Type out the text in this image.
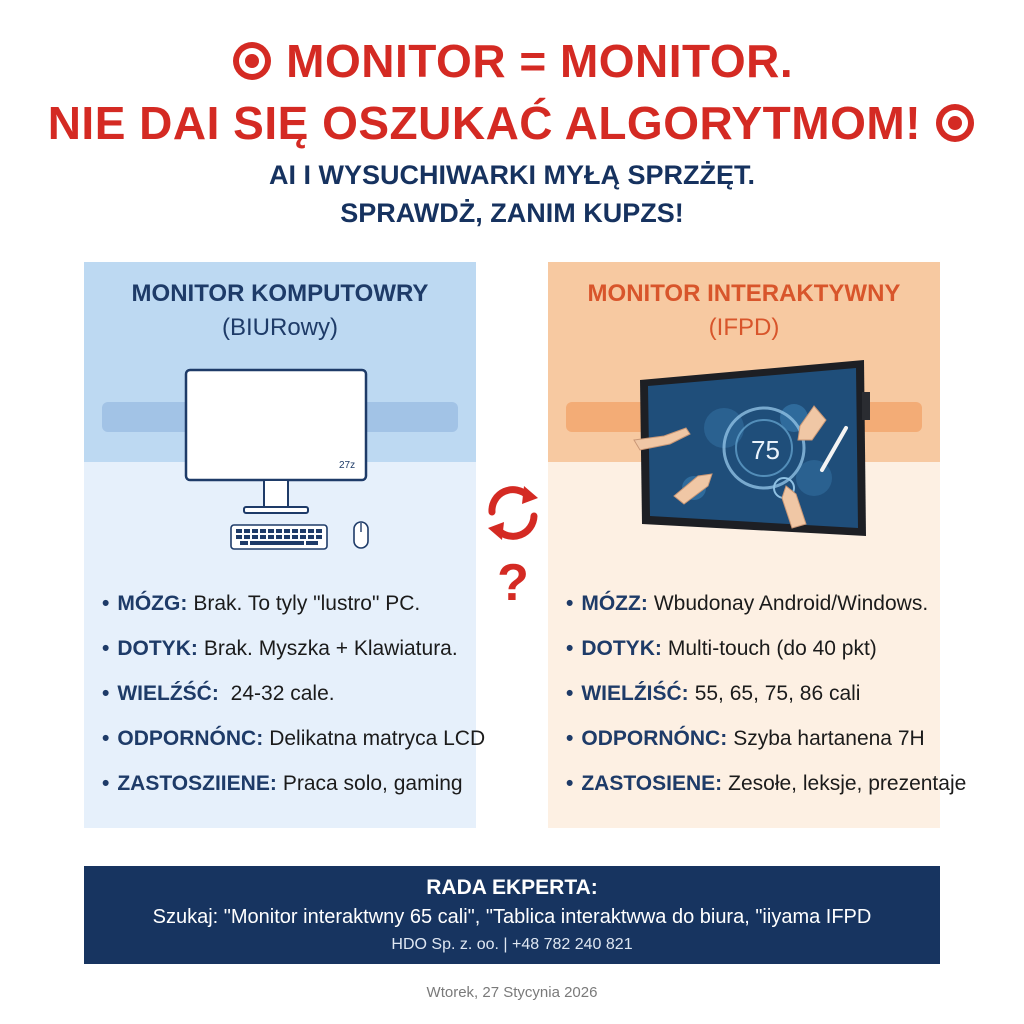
MONITOR = MONITOR.
NIE DAI SIĘ OSZUKAĆ ALGORYTMOM!
AI I WYSUCHIWARKI MYŁĄ SPRZŻĘT.
SPRAWDŻ, ZANIM KUPZS!
MONITOR KOMPUTOWRY
(BIURowy)
27z
• MÓZG: Brak. To tyly "lustro" PC.
• DOTYK: Brak. Myszka + Klawiatura.
• WIELŹŚĆ: 24-32 cale.
• ODPORNÓNC: Delikatna matryca LCD
• ZASTOSZIIENE: Praca solo, gaming
?
MONITOR INTERAKTYWNY
(IFPD)
75
• MÓZZ: Wbudonay Android/Windows.
• DOTYK: Multi-touch (do 40 pkt)
• WIELŹIŚĆ: 55, 65, 75, 86 cali
• ODPORNÓNC: Szyba hartanena 7H
• ZASTOSIENE: Zesołe, leksje, prezentaje
RADA EKPERTA:
Szukaj: "Monitor interaktwny 65 cali", "Tablica interaktwwa do biura, "iiyama IFPD
HDO Sp. z. oo. | +48 782 240 821
Wtorek, 27 Stycynia 2026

## Exercise instructions
Without the pictures, return all the records precisely as they stand.

## Correct output
Type out the text in this image.
MONITOR = MONITOR.
NIE DAI SIĘ OSZUKAĆ ALGORYTMOM!
AI I WYSUCHIWARKI MYŁĄ SPRZŻĘT.
SPRAWDŻ, ZANIM KUPZS!
MONITOR KOMPUTOWRY
(BIURowy)
27z
• MÓZG: Brak. To tyly "lustro" PC.
• DOTYK: Brak. Myszka + Klawiatura.
• WIELŹŚĆ: 24-32 cale.
• ODPORNÓNC: Delikatna matryca LCD
• ZASTOSZIIENE: Praca solo, gaming
?
MONITOR INTERAKTYWNY
(IFPD)
75
• MÓZZ: Wbudonay Android/Windows.
• DOTYK: Multi-touch (do 40 pkt)
• WIELŹIŚĆ: 55, 65, 75, 86 cali
• ODPORNÓNC: Szyba hartanena 7H
• ZASTOSIENE: Zesołe, leksje, prezentaje
RADA EKPERTA:
Szukaj: "Monitor interaktwny 65 cali", "Tablica interaktwwa do biura, "iiyama IFPD
HDO Sp. z. oo. | +48 782 240 821
Wtorek, 27 Stycynia 2026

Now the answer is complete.